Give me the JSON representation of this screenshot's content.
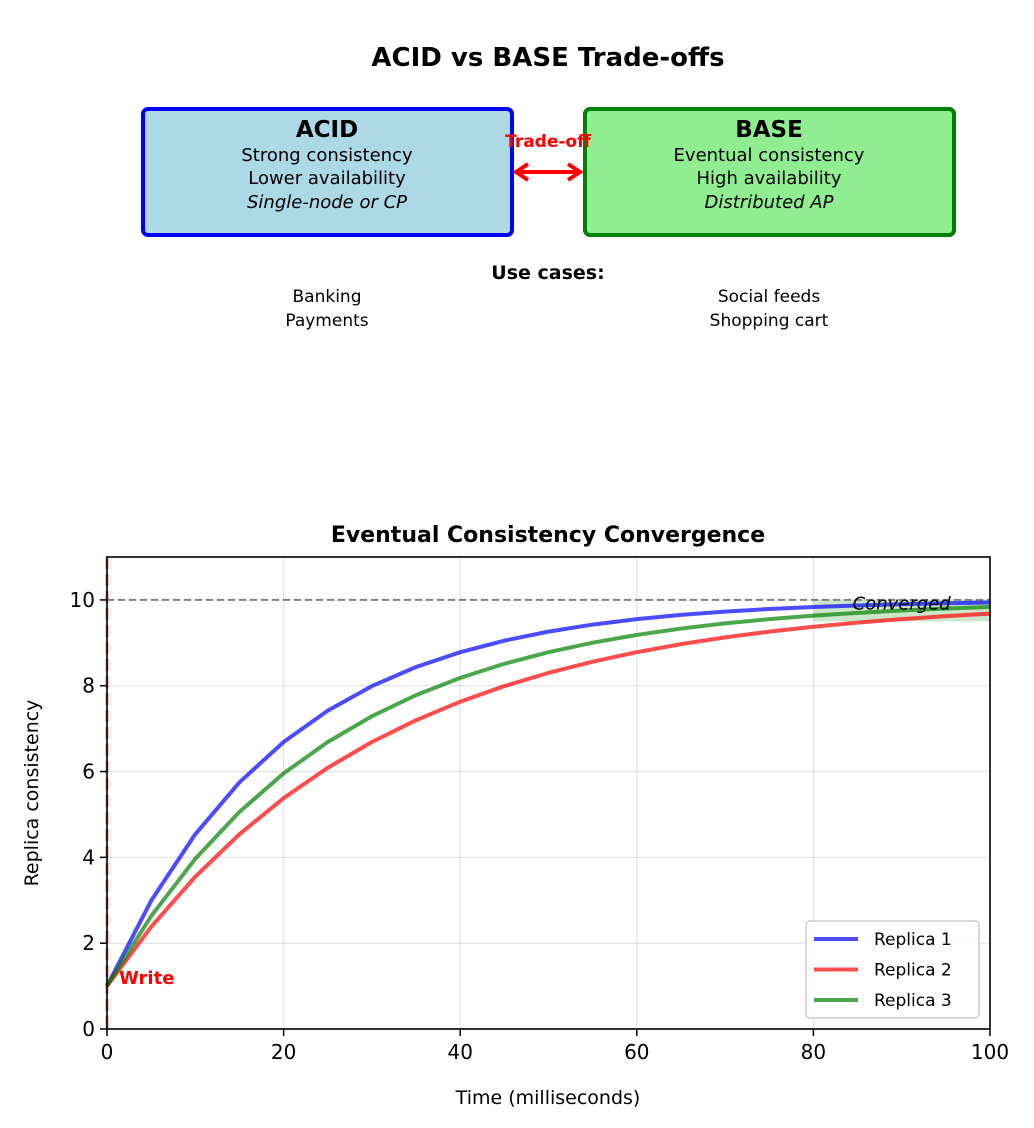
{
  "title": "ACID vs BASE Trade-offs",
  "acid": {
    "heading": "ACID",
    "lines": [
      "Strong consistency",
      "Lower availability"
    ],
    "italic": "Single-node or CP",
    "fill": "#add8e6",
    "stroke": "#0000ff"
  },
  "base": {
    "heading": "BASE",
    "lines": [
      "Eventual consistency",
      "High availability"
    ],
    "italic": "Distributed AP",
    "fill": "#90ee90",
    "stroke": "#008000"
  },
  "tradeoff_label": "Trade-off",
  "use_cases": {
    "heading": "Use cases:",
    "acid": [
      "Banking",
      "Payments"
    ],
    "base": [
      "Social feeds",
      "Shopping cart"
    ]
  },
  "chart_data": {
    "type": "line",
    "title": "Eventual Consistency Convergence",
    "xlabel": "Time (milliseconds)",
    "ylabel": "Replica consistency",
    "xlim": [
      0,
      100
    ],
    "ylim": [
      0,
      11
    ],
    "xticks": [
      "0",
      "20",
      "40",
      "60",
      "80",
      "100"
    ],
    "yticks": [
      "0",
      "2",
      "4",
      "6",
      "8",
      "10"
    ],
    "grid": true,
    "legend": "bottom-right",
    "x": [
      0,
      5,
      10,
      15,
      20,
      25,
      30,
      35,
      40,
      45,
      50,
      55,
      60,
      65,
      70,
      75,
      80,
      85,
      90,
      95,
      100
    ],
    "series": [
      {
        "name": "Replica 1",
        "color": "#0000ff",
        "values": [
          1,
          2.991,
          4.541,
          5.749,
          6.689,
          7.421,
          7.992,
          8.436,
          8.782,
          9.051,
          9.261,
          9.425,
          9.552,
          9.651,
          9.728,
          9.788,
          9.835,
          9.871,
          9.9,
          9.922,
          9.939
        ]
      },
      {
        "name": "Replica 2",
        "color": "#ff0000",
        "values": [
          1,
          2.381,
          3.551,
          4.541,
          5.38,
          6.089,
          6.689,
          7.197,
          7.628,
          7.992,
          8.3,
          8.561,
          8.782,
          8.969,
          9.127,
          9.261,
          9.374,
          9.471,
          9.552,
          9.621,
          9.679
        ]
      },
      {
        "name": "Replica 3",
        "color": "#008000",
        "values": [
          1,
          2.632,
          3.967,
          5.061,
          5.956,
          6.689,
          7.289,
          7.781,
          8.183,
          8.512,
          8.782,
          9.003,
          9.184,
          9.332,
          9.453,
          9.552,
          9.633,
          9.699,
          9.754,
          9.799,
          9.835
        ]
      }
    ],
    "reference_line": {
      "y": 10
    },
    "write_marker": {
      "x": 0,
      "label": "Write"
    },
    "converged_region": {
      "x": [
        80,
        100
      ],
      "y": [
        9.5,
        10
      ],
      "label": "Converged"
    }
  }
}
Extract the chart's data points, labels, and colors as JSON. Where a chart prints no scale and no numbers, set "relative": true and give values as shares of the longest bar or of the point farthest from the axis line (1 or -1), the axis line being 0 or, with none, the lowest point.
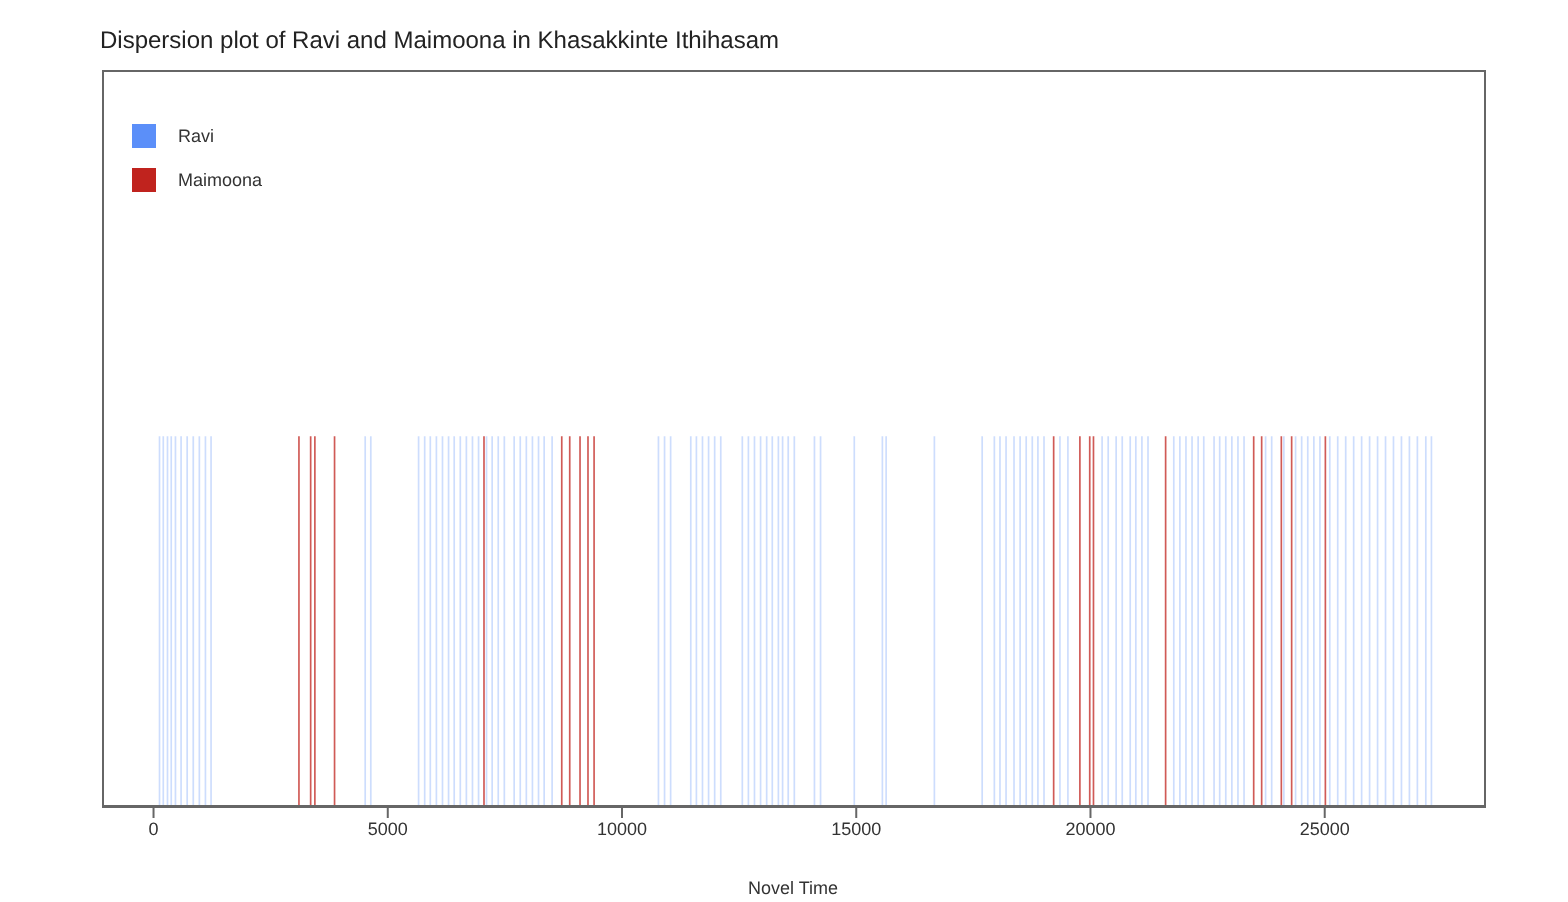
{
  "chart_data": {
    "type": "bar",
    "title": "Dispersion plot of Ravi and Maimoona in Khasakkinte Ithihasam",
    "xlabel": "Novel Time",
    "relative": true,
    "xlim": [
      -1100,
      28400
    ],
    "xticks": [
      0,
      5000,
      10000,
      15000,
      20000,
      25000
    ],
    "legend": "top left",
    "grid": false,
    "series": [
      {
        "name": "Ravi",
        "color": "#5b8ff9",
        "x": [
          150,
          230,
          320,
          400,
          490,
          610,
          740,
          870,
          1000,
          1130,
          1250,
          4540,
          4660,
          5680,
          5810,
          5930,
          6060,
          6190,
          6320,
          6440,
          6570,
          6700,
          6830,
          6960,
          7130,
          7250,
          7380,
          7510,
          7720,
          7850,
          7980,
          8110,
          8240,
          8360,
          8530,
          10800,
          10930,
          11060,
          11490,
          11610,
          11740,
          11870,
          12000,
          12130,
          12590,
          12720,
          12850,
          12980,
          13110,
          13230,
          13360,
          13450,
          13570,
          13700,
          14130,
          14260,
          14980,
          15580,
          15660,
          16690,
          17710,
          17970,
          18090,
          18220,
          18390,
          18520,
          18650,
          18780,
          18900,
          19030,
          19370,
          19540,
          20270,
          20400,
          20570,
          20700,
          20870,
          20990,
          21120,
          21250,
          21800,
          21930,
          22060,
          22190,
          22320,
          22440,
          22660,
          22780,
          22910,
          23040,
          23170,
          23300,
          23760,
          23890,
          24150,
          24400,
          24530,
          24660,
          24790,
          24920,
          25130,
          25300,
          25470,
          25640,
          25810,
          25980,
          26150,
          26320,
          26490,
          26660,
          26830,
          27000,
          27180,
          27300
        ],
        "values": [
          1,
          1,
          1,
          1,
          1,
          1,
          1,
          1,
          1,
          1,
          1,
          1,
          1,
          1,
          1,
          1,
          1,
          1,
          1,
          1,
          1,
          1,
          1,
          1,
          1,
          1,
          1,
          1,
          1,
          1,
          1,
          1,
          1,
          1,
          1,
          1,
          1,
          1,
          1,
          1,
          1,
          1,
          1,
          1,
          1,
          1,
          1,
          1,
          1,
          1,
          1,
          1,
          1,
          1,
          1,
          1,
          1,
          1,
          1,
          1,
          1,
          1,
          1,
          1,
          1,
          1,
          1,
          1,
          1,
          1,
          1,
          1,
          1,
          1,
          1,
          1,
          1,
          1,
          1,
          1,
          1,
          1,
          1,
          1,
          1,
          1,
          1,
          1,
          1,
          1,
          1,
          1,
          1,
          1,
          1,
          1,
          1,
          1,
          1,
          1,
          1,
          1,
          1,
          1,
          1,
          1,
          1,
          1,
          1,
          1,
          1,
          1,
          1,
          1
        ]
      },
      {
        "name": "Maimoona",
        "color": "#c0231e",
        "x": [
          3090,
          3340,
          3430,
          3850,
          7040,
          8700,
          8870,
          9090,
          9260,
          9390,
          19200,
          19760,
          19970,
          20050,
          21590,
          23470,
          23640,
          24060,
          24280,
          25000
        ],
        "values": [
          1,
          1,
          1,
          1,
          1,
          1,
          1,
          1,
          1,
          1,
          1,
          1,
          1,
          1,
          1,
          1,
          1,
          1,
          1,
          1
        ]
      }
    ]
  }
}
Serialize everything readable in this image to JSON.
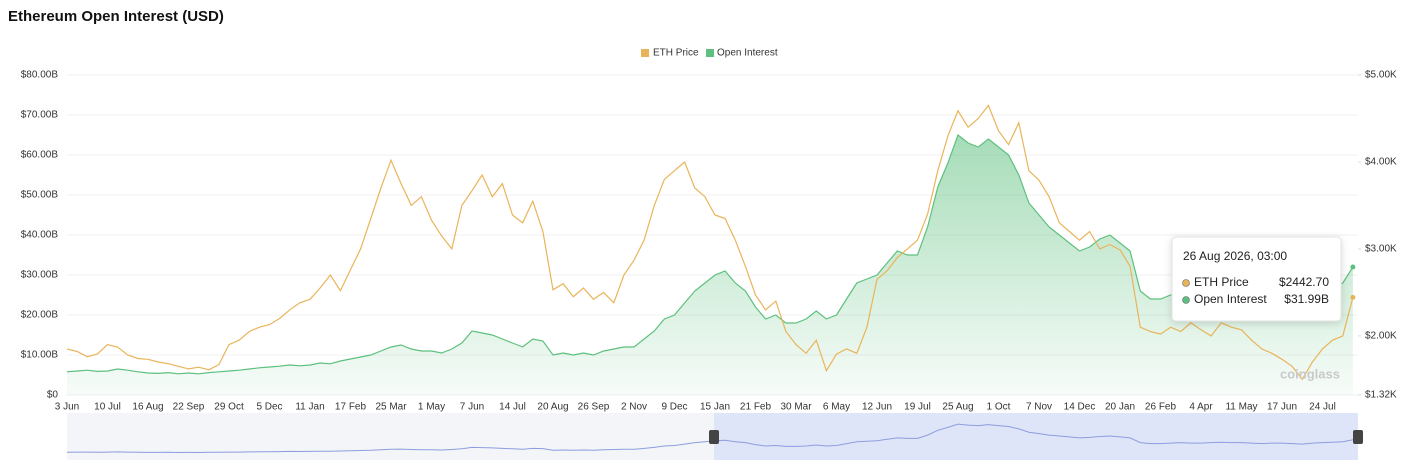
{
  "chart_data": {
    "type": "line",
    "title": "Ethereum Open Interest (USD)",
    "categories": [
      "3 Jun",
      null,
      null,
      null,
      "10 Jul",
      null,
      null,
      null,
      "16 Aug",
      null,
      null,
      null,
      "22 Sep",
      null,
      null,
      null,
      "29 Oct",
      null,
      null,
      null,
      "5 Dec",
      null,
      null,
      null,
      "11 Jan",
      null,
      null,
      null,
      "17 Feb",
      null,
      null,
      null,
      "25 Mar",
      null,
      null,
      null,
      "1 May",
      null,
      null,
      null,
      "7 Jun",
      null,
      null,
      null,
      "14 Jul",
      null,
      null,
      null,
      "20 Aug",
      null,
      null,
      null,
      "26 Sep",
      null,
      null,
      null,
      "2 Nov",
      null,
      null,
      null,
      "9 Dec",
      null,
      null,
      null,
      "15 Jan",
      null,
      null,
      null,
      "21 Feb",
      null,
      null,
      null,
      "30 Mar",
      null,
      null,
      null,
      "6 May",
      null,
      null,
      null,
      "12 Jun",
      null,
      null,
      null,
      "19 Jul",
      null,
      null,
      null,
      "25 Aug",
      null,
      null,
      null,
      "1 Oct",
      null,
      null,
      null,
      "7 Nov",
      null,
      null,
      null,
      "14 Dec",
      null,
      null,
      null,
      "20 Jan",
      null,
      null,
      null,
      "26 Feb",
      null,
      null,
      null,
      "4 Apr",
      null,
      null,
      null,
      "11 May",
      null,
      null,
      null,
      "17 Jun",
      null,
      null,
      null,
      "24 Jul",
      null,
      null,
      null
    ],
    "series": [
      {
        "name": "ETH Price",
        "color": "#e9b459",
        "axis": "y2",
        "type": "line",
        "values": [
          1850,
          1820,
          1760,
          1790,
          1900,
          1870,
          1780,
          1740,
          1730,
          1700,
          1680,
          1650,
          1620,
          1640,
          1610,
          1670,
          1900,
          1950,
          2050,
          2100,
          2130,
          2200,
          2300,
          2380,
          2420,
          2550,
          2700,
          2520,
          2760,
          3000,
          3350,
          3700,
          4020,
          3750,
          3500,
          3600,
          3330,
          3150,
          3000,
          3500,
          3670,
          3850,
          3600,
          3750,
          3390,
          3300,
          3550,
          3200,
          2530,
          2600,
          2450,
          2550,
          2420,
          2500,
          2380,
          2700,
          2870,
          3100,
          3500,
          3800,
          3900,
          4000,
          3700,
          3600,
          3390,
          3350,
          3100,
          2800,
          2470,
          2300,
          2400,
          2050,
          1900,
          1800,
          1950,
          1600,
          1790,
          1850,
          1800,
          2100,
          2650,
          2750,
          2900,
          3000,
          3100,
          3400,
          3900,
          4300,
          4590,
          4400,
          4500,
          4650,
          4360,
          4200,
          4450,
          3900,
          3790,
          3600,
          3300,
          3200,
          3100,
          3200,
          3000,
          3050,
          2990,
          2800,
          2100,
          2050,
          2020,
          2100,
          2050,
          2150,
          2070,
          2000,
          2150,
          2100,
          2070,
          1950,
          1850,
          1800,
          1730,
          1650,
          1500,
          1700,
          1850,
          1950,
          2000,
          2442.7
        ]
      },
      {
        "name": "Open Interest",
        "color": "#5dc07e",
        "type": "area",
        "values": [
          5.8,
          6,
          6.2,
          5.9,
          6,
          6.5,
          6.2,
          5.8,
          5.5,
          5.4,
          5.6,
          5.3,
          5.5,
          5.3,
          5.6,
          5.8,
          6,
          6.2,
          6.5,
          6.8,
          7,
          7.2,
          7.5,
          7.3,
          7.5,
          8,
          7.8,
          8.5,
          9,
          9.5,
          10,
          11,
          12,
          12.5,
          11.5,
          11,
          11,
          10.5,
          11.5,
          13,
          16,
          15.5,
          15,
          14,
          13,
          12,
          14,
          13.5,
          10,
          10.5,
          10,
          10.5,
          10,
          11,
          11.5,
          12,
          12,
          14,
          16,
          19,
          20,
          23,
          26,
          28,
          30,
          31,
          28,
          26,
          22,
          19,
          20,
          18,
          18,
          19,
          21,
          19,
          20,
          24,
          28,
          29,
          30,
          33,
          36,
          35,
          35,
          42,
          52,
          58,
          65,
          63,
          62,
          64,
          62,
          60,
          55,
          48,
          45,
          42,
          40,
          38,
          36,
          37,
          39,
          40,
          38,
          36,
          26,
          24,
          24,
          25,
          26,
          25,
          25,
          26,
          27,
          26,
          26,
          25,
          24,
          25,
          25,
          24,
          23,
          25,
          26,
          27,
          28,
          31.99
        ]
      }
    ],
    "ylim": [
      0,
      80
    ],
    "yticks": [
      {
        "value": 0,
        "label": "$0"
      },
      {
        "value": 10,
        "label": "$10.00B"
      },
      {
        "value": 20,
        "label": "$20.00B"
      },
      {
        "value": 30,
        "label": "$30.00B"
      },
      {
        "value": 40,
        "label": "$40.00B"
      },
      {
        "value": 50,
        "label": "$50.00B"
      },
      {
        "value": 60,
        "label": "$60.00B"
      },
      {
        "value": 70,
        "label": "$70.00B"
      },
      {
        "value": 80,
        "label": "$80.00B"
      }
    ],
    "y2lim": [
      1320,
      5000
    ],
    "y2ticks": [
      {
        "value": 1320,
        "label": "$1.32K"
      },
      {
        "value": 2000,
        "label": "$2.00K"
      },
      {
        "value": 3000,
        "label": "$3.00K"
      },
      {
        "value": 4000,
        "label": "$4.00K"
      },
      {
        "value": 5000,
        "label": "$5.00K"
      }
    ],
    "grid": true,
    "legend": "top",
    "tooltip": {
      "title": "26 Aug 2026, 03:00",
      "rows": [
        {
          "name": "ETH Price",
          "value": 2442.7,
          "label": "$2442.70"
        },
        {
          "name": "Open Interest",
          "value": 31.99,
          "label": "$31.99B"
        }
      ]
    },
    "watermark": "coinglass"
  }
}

....................

> [Given request] Find every line holding the word "Maimoona"; give their count and nothing else.

> [Result for this task] 2